Quote the whole listing verbatim.
● ● ●
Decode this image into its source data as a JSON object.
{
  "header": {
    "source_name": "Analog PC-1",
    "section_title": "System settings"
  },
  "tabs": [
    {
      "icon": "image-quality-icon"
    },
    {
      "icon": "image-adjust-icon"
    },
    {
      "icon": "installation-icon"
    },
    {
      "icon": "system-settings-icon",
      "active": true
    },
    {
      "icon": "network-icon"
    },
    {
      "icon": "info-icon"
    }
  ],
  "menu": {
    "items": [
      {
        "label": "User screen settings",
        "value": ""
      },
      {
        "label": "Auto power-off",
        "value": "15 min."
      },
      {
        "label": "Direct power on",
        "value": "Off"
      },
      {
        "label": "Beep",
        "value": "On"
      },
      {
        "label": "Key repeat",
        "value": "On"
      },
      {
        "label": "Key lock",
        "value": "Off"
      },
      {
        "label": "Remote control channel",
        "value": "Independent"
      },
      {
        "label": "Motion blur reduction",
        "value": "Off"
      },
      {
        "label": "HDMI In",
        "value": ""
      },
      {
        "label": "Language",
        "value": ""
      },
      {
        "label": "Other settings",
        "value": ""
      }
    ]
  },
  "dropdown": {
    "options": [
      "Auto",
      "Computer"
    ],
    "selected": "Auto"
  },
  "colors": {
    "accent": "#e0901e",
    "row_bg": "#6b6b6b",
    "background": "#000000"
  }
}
● ● ●
» Result for this task
Decode this image into its source data as a JSON object.
{
  "header": {
    "source_name": "Analog PC-1",
    "section_title": "System settings"
  },
  "tabs": [
    {
      "icon": "image-quality-icon"
    },
    {
      "icon": "image-adjust-icon"
    },
    {
      "icon": "installation-icon"
    },
    {
      "icon": "system-settings-icon",
      "active": true
    },
    {
      "icon": "network-icon"
    },
    {
      "icon": "info-icon"
    }
  ],
  "menu": {
    "items": [
      {
        "label": "User screen settings",
        "value": ""
      },
      {
        "label": "Auto power-off",
        "value": "15 min."
      },
      {
        "label": "Direct power on",
        "value": "Off"
      },
      {
        "label": "Beep",
        "value": "On"
      },
      {
        "label": "Key repeat",
        "value": "On"
      },
      {
        "label": "Key lock",
        "value": "Off"
      },
      {
        "label": "Remote control channel",
        "value": "Independent"
      },
      {
        "label": "Motion blur reduction",
        "value": "Off"
      },
      {
        "label": "HDMI In",
        "value": ""
      },
      {
        "label": "Language",
        "value": ""
      },
      {
        "label": "Other settings",
        "value": ""
      }
    ]
  },
  "dropdown": {
    "options": [
      "Auto",
      "Computer"
    ],
    "selected": "Auto"
  },
  "colors": {
    "accent": "#e0901e",
    "row_bg": "#6b6b6b",
    "background": "#000000"
  }
}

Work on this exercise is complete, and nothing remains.